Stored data

━━━━━━

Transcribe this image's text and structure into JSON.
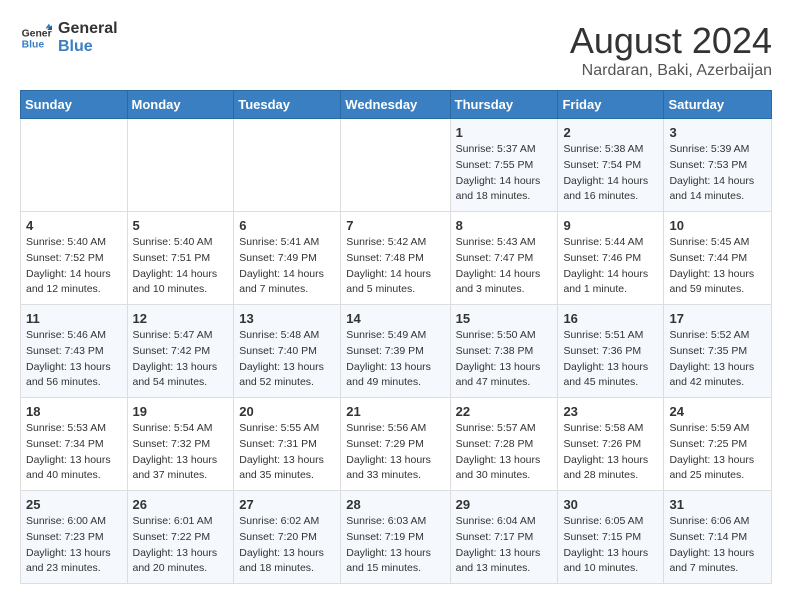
{
  "logo": {
    "line1": "General",
    "line2": "Blue"
  },
  "title": "August 2024",
  "subtitle": "Nardaran, Baki, Azerbaijan",
  "headers": [
    "Sunday",
    "Monday",
    "Tuesday",
    "Wednesday",
    "Thursday",
    "Friday",
    "Saturday"
  ],
  "weeks": [
    [
      {
        "num": "",
        "info": ""
      },
      {
        "num": "",
        "info": ""
      },
      {
        "num": "",
        "info": ""
      },
      {
        "num": "",
        "info": ""
      },
      {
        "num": "1",
        "info": "Sunrise: 5:37 AM\nSunset: 7:55 PM\nDaylight: 14 hours\nand 18 minutes."
      },
      {
        "num": "2",
        "info": "Sunrise: 5:38 AM\nSunset: 7:54 PM\nDaylight: 14 hours\nand 16 minutes."
      },
      {
        "num": "3",
        "info": "Sunrise: 5:39 AM\nSunset: 7:53 PM\nDaylight: 14 hours\nand 14 minutes."
      }
    ],
    [
      {
        "num": "4",
        "info": "Sunrise: 5:40 AM\nSunset: 7:52 PM\nDaylight: 14 hours\nand 12 minutes."
      },
      {
        "num": "5",
        "info": "Sunrise: 5:40 AM\nSunset: 7:51 PM\nDaylight: 14 hours\nand 10 minutes."
      },
      {
        "num": "6",
        "info": "Sunrise: 5:41 AM\nSunset: 7:49 PM\nDaylight: 14 hours\nand 7 minutes."
      },
      {
        "num": "7",
        "info": "Sunrise: 5:42 AM\nSunset: 7:48 PM\nDaylight: 14 hours\nand 5 minutes."
      },
      {
        "num": "8",
        "info": "Sunrise: 5:43 AM\nSunset: 7:47 PM\nDaylight: 14 hours\nand 3 minutes."
      },
      {
        "num": "9",
        "info": "Sunrise: 5:44 AM\nSunset: 7:46 PM\nDaylight: 14 hours\nand 1 minute."
      },
      {
        "num": "10",
        "info": "Sunrise: 5:45 AM\nSunset: 7:44 PM\nDaylight: 13 hours\nand 59 minutes."
      }
    ],
    [
      {
        "num": "11",
        "info": "Sunrise: 5:46 AM\nSunset: 7:43 PM\nDaylight: 13 hours\nand 56 minutes."
      },
      {
        "num": "12",
        "info": "Sunrise: 5:47 AM\nSunset: 7:42 PM\nDaylight: 13 hours\nand 54 minutes."
      },
      {
        "num": "13",
        "info": "Sunrise: 5:48 AM\nSunset: 7:40 PM\nDaylight: 13 hours\nand 52 minutes."
      },
      {
        "num": "14",
        "info": "Sunrise: 5:49 AM\nSunset: 7:39 PM\nDaylight: 13 hours\nand 49 minutes."
      },
      {
        "num": "15",
        "info": "Sunrise: 5:50 AM\nSunset: 7:38 PM\nDaylight: 13 hours\nand 47 minutes."
      },
      {
        "num": "16",
        "info": "Sunrise: 5:51 AM\nSunset: 7:36 PM\nDaylight: 13 hours\nand 45 minutes."
      },
      {
        "num": "17",
        "info": "Sunrise: 5:52 AM\nSunset: 7:35 PM\nDaylight: 13 hours\nand 42 minutes."
      }
    ],
    [
      {
        "num": "18",
        "info": "Sunrise: 5:53 AM\nSunset: 7:34 PM\nDaylight: 13 hours\nand 40 minutes."
      },
      {
        "num": "19",
        "info": "Sunrise: 5:54 AM\nSunset: 7:32 PM\nDaylight: 13 hours\nand 37 minutes."
      },
      {
        "num": "20",
        "info": "Sunrise: 5:55 AM\nSunset: 7:31 PM\nDaylight: 13 hours\nand 35 minutes."
      },
      {
        "num": "21",
        "info": "Sunrise: 5:56 AM\nSunset: 7:29 PM\nDaylight: 13 hours\nand 33 minutes."
      },
      {
        "num": "22",
        "info": "Sunrise: 5:57 AM\nSunset: 7:28 PM\nDaylight: 13 hours\nand 30 minutes."
      },
      {
        "num": "23",
        "info": "Sunrise: 5:58 AM\nSunset: 7:26 PM\nDaylight: 13 hours\nand 28 minutes."
      },
      {
        "num": "24",
        "info": "Sunrise: 5:59 AM\nSunset: 7:25 PM\nDaylight: 13 hours\nand 25 minutes."
      }
    ],
    [
      {
        "num": "25",
        "info": "Sunrise: 6:00 AM\nSunset: 7:23 PM\nDaylight: 13 hours\nand 23 minutes."
      },
      {
        "num": "26",
        "info": "Sunrise: 6:01 AM\nSunset: 7:22 PM\nDaylight: 13 hours\nand 20 minutes."
      },
      {
        "num": "27",
        "info": "Sunrise: 6:02 AM\nSunset: 7:20 PM\nDaylight: 13 hours\nand 18 minutes."
      },
      {
        "num": "28",
        "info": "Sunrise: 6:03 AM\nSunset: 7:19 PM\nDaylight: 13 hours\nand 15 minutes."
      },
      {
        "num": "29",
        "info": "Sunrise: 6:04 AM\nSunset: 7:17 PM\nDaylight: 13 hours\nand 13 minutes."
      },
      {
        "num": "30",
        "info": "Sunrise: 6:05 AM\nSunset: 7:15 PM\nDaylight: 13 hours\nand 10 minutes."
      },
      {
        "num": "31",
        "info": "Sunrise: 6:06 AM\nSunset: 7:14 PM\nDaylight: 13 hours\nand 7 minutes."
      }
    ]
  ]
}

━━━━━━

All records should be output exactly, with the pictures left out.

Transcribe this image's text and structure into JSON.
{
  "logo": {
    "line1": "General",
    "line2": "Blue"
  },
  "title": "August 2024",
  "subtitle": "Nardaran, Baki, Azerbaijan",
  "headers": [
    "Sunday",
    "Monday",
    "Tuesday",
    "Wednesday",
    "Thursday",
    "Friday",
    "Saturday"
  ],
  "weeks": [
    [
      {
        "num": "",
        "info": ""
      },
      {
        "num": "",
        "info": ""
      },
      {
        "num": "",
        "info": ""
      },
      {
        "num": "",
        "info": ""
      },
      {
        "num": "1",
        "info": "Sunrise: 5:37 AM\nSunset: 7:55 PM\nDaylight: 14 hours\nand 18 minutes."
      },
      {
        "num": "2",
        "info": "Sunrise: 5:38 AM\nSunset: 7:54 PM\nDaylight: 14 hours\nand 16 minutes."
      },
      {
        "num": "3",
        "info": "Sunrise: 5:39 AM\nSunset: 7:53 PM\nDaylight: 14 hours\nand 14 minutes."
      }
    ],
    [
      {
        "num": "4",
        "info": "Sunrise: 5:40 AM\nSunset: 7:52 PM\nDaylight: 14 hours\nand 12 minutes."
      },
      {
        "num": "5",
        "info": "Sunrise: 5:40 AM\nSunset: 7:51 PM\nDaylight: 14 hours\nand 10 minutes."
      },
      {
        "num": "6",
        "info": "Sunrise: 5:41 AM\nSunset: 7:49 PM\nDaylight: 14 hours\nand 7 minutes."
      },
      {
        "num": "7",
        "info": "Sunrise: 5:42 AM\nSunset: 7:48 PM\nDaylight: 14 hours\nand 5 minutes."
      },
      {
        "num": "8",
        "info": "Sunrise: 5:43 AM\nSunset: 7:47 PM\nDaylight: 14 hours\nand 3 minutes."
      },
      {
        "num": "9",
        "info": "Sunrise: 5:44 AM\nSunset: 7:46 PM\nDaylight: 14 hours\nand 1 minute."
      },
      {
        "num": "10",
        "info": "Sunrise: 5:45 AM\nSunset: 7:44 PM\nDaylight: 13 hours\nand 59 minutes."
      }
    ],
    [
      {
        "num": "11",
        "info": "Sunrise: 5:46 AM\nSunset: 7:43 PM\nDaylight: 13 hours\nand 56 minutes."
      },
      {
        "num": "12",
        "info": "Sunrise: 5:47 AM\nSunset: 7:42 PM\nDaylight: 13 hours\nand 54 minutes."
      },
      {
        "num": "13",
        "info": "Sunrise: 5:48 AM\nSunset: 7:40 PM\nDaylight: 13 hours\nand 52 minutes."
      },
      {
        "num": "14",
        "info": "Sunrise: 5:49 AM\nSunset: 7:39 PM\nDaylight: 13 hours\nand 49 minutes."
      },
      {
        "num": "15",
        "info": "Sunrise: 5:50 AM\nSunset: 7:38 PM\nDaylight: 13 hours\nand 47 minutes."
      },
      {
        "num": "16",
        "info": "Sunrise: 5:51 AM\nSunset: 7:36 PM\nDaylight: 13 hours\nand 45 minutes."
      },
      {
        "num": "17",
        "info": "Sunrise: 5:52 AM\nSunset: 7:35 PM\nDaylight: 13 hours\nand 42 minutes."
      }
    ],
    [
      {
        "num": "18",
        "info": "Sunrise: 5:53 AM\nSunset: 7:34 PM\nDaylight: 13 hours\nand 40 minutes."
      },
      {
        "num": "19",
        "info": "Sunrise: 5:54 AM\nSunset: 7:32 PM\nDaylight: 13 hours\nand 37 minutes."
      },
      {
        "num": "20",
        "info": "Sunrise: 5:55 AM\nSunset: 7:31 PM\nDaylight: 13 hours\nand 35 minutes."
      },
      {
        "num": "21",
        "info": "Sunrise: 5:56 AM\nSunset: 7:29 PM\nDaylight: 13 hours\nand 33 minutes."
      },
      {
        "num": "22",
        "info": "Sunrise: 5:57 AM\nSunset: 7:28 PM\nDaylight: 13 hours\nand 30 minutes."
      },
      {
        "num": "23",
        "info": "Sunrise: 5:58 AM\nSunset: 7:26 PM\nDaylight: 13 hours\nand 28 minutes."
      },
      {
        "num": "24",
        "info": "Sunrise: 5:59 AM\nSunset: 7:25 PM\nDaylight: 13 hours\nand 25 minutes."
      }
    ],
    [
      {
        "num": "25",
        "info": "Sunrise: 6:00 AM\nSunset: 7:23 PM\nDaylight: 13 hours\nand 23 minutes."
      },
      {
        "num": "26",
        "info": "Sunrise: 6:01 AM\nSunset: 7:22 PM\nDaylight: 13 hours\nand 20 minutes."
      },
      {
        "num": "27",
        "info": "Sunrise: 6:02 AM\nSunset: 7:20 PM\nDaylight: 13 hours\nand 18 minutes."
      },
      {
        "num": "28",
        "info": "Sunrise: 6:03 AM\nSunset: 7:19 PM\nDaylight: 13 hours\nand 15 minutes."
      },
      {
        "num": "29",
        "info": "Sunrise: 6:04 AM\nSunset: 7:17 PM\nDaylight: 13 hours\nand 13 minutes."
      },
      {
        "num": "30",
        "info": "Sunrise: 6:05 AM\nSunset: 7:15 PM\nDaylight: 13 hours\nand 10 minutes."
      },
      {
        "num": "31",
        "info": "Sunrise: 6:06 AM\nSunset: 7:14 PM\nDaylight: 13 hours\nand 7 minutes."
      }
    ]
  ]
}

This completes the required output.